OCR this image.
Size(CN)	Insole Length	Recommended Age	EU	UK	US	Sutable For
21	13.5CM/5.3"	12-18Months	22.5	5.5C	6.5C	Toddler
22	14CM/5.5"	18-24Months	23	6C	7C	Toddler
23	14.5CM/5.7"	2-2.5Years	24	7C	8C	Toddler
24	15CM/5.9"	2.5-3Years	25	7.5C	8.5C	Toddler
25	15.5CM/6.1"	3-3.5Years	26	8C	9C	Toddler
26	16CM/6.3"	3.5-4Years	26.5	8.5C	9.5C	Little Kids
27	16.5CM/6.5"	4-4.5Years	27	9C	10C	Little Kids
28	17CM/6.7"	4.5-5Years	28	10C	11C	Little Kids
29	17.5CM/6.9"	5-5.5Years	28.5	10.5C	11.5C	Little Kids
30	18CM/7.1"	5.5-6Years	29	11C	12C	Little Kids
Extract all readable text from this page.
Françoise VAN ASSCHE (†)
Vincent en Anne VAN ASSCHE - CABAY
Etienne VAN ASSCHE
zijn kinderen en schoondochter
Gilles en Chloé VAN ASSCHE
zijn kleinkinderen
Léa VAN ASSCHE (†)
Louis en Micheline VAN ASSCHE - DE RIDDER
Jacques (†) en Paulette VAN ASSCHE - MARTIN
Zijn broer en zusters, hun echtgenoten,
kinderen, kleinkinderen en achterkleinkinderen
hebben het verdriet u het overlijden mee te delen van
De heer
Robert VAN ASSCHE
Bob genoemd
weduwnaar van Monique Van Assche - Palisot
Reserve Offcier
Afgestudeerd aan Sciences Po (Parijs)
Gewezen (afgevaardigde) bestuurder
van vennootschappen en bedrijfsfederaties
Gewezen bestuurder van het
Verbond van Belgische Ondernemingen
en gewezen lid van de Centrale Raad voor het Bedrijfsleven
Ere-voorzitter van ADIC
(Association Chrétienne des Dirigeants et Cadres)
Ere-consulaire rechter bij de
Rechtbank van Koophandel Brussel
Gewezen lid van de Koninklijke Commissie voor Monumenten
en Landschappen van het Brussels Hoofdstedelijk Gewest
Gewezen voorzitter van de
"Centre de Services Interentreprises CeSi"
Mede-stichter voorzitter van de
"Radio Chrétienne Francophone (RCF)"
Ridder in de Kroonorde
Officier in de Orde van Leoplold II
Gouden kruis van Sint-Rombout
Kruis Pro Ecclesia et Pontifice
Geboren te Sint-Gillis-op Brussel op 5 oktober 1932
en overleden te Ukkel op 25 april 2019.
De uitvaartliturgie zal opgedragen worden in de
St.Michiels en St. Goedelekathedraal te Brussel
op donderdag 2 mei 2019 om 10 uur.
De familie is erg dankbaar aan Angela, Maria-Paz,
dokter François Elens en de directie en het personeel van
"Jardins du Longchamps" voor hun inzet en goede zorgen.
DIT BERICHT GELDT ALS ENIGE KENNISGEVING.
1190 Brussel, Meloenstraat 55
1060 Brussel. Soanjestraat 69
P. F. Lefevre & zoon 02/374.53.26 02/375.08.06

## GIVEN TASK
Only lines that contain the word "Toddler" are wanted; copy each of them.

## SOLUTION FOR THIS PROBLEM
21	13.5CM/5.3"	12-18Months	22.5	5.5C	6.5C	Toddler
22	14CM/5.5"	18-24Months	23	6C	7C	Toddler
23	14.5CM/5.7"	2-2.5Years	24	7C	8C	Toddler
24	15CM/5.9"	2.5-3Years	25	7.5C	8.5C	Toddler
25	15.5CM/6.1"	3-3.5Years	26	8C	9C	Toddler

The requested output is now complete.